Job> Can you retype the records character for character, starting at the first line and ending at the line that contains "y2-tick-label: 1.0 xyxy=(817,41,839,57)", with both of those lines included?

Information given>
◇ ◇ ◇ ◇

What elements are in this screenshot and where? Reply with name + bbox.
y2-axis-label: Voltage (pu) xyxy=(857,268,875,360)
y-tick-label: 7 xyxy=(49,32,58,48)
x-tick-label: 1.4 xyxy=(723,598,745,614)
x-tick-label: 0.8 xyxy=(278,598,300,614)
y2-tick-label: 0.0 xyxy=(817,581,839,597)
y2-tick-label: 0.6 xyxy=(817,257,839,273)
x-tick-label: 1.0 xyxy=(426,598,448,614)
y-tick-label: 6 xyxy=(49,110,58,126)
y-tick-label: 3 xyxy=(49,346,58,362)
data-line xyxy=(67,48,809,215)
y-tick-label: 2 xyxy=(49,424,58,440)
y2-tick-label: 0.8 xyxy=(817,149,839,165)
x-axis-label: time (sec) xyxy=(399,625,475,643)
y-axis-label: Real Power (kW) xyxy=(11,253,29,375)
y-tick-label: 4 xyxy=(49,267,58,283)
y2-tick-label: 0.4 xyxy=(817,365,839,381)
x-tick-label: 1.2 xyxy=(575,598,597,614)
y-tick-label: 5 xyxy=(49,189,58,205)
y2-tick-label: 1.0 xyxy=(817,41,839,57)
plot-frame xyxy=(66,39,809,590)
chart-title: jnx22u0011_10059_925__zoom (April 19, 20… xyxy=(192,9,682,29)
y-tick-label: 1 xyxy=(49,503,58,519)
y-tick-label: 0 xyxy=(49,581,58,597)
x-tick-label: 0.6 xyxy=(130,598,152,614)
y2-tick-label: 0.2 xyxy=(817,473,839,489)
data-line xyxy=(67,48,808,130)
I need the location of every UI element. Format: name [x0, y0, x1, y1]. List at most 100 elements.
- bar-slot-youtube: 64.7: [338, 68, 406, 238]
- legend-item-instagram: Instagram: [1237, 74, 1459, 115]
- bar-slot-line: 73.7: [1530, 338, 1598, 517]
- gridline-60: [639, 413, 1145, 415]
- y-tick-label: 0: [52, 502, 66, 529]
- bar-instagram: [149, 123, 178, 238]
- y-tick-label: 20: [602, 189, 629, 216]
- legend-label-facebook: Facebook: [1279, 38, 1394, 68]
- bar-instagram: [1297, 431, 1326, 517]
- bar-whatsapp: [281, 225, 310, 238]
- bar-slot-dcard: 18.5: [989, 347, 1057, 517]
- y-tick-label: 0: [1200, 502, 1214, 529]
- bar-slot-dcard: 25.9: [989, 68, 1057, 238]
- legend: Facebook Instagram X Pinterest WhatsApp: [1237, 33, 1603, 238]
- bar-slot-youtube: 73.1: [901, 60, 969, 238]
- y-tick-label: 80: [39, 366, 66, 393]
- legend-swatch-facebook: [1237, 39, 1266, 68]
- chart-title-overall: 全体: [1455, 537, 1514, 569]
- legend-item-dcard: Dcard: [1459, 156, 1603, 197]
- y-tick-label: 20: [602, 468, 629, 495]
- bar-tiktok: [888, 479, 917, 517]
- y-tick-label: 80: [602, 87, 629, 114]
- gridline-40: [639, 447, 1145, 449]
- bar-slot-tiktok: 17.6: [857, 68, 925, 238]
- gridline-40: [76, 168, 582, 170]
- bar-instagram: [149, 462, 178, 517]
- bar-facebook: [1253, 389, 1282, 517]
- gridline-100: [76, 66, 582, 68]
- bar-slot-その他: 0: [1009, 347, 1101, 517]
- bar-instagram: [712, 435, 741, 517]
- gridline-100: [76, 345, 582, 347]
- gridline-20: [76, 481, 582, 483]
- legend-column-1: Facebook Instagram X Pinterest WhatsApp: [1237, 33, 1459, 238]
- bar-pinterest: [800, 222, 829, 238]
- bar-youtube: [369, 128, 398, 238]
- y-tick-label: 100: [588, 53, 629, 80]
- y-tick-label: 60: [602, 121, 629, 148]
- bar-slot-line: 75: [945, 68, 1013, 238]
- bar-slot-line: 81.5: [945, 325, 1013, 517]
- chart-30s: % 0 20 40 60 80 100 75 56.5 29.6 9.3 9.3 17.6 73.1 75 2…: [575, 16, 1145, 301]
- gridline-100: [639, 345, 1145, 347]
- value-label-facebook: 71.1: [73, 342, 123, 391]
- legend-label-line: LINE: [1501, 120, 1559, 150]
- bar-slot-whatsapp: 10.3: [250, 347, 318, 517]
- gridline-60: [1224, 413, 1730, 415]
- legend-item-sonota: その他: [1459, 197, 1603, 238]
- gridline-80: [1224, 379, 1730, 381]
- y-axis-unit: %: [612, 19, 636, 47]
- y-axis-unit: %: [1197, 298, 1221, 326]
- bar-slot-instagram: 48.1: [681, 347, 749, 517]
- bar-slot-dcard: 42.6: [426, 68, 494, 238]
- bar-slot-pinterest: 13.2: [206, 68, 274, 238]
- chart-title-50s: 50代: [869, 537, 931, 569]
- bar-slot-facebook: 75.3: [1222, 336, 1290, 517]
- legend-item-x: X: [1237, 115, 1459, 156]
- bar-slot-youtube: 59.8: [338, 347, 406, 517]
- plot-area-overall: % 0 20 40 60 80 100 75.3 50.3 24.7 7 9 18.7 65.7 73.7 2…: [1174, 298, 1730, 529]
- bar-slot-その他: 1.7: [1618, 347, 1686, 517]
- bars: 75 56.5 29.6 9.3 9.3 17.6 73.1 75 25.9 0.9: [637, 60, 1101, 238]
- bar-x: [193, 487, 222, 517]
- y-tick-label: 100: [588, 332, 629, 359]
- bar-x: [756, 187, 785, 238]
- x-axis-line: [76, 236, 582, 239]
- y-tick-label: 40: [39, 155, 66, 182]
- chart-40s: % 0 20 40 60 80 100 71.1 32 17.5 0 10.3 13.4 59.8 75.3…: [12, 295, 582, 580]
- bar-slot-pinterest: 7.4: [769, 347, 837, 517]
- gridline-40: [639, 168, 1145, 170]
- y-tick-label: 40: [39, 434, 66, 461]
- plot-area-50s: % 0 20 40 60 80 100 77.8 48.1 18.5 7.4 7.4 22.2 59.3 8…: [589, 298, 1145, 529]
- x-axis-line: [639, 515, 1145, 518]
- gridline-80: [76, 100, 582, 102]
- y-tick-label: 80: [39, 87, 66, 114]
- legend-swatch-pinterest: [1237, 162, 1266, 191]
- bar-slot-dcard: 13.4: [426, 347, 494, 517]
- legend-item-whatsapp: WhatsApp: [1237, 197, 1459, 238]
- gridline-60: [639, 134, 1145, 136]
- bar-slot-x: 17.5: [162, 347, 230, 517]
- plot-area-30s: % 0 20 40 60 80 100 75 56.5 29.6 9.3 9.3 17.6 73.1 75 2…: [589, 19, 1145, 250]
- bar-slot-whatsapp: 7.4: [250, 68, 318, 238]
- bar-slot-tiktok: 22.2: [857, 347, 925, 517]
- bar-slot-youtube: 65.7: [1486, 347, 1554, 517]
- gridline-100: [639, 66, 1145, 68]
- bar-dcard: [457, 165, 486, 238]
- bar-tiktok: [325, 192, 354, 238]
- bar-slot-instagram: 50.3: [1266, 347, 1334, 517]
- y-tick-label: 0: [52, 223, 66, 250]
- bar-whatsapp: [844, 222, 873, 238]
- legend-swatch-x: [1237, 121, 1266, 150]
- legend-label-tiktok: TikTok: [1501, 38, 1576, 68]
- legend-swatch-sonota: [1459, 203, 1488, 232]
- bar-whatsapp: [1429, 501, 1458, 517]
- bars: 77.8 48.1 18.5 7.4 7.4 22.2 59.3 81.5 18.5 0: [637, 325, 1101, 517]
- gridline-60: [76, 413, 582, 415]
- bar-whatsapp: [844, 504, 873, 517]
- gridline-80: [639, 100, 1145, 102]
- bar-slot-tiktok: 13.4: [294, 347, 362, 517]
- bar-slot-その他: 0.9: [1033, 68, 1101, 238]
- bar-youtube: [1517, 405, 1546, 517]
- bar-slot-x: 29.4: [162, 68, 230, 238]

◇ ◇ ◇ ◇

Result of the exercise>
What elements are in this screenshot and where? Reply with name + bbox.
y2-axis-label: Voltage (pu) xyxy=(857,268,875,360)
y-tick-label: 7 xyxy=(49,32,58,48)
x-tick-label: 1.4 xyxy=(723,598,745,614)
x-tick-label: 0.8 xyxy=(278,598,300,614)
y2-tick-label: 0.0 xyxy=(817,581,839,597)
y2-tick-label: 0.6 xyxy=(817,257,839,273)
x-tick-label: 1.0 xyxy=(426,598,448,614)
y-tick-label: 6 xyxy=(49,110,58,126)
y-tick-label: 3 xyxy=(49,346,58,362)
data-line xyxy=(67,48,809,215)
y-tick-label: 2 xyxy=(49,424,58,440)
y2-tick-label: 0.8 xyxy=(817,149,839,165)
x-axis-label: time (sec) xyxy=(399,625,475,643)
y-axis-label: Real Power (kW) xyxy=(11,253,29,375)
y-tick-label: 4 xyxy=(49,267,58,283)
y2-tick-label: 0.4 xyxy=(817,365,839,381)
x-tick-label: 1.2 xyxy=(575,598,597,614)
y-tick-label: 5 xyxy=(49,189,58,205)
y2-tick-label: 1.0 xyxy=(817,41,839,57)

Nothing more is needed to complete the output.